GIVEN REQUEST
Of all the lines in the material, how many include the word "НЕОБХОДИМОЙ"? Reply with the number alone.
# INFORMATION SUPPLIED start
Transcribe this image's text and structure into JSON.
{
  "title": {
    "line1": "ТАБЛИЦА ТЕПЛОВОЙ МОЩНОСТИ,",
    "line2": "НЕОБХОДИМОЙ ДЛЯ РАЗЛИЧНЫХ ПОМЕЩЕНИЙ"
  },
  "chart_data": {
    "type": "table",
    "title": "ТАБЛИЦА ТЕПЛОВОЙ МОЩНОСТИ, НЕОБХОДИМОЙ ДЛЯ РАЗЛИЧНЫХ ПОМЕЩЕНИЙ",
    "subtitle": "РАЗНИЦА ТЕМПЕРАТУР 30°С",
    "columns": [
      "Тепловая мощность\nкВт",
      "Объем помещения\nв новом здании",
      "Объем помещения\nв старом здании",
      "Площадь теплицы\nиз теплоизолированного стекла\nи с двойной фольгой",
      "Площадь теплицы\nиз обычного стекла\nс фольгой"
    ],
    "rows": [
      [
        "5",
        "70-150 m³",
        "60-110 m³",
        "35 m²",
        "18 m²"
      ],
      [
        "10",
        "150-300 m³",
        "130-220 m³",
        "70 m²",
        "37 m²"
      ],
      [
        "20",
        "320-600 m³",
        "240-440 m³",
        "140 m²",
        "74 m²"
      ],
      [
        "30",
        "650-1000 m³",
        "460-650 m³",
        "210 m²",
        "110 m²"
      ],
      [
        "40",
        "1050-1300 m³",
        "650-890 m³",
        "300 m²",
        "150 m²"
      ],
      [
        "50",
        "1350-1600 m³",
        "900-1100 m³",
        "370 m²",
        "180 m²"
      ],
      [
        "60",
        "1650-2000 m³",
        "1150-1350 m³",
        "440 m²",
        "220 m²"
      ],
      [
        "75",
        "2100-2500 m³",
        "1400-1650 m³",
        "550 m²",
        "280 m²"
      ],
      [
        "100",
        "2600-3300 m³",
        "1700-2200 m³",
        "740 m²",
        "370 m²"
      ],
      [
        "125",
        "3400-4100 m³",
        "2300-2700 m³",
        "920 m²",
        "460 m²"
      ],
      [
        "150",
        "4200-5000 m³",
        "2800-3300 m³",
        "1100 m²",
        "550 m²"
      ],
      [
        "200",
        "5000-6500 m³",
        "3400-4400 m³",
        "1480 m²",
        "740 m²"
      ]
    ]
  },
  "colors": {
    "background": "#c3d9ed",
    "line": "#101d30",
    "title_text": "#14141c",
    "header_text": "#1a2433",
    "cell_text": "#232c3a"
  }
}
# INFORMATION SUPPLIED end
RESULT OF THIS TASK
2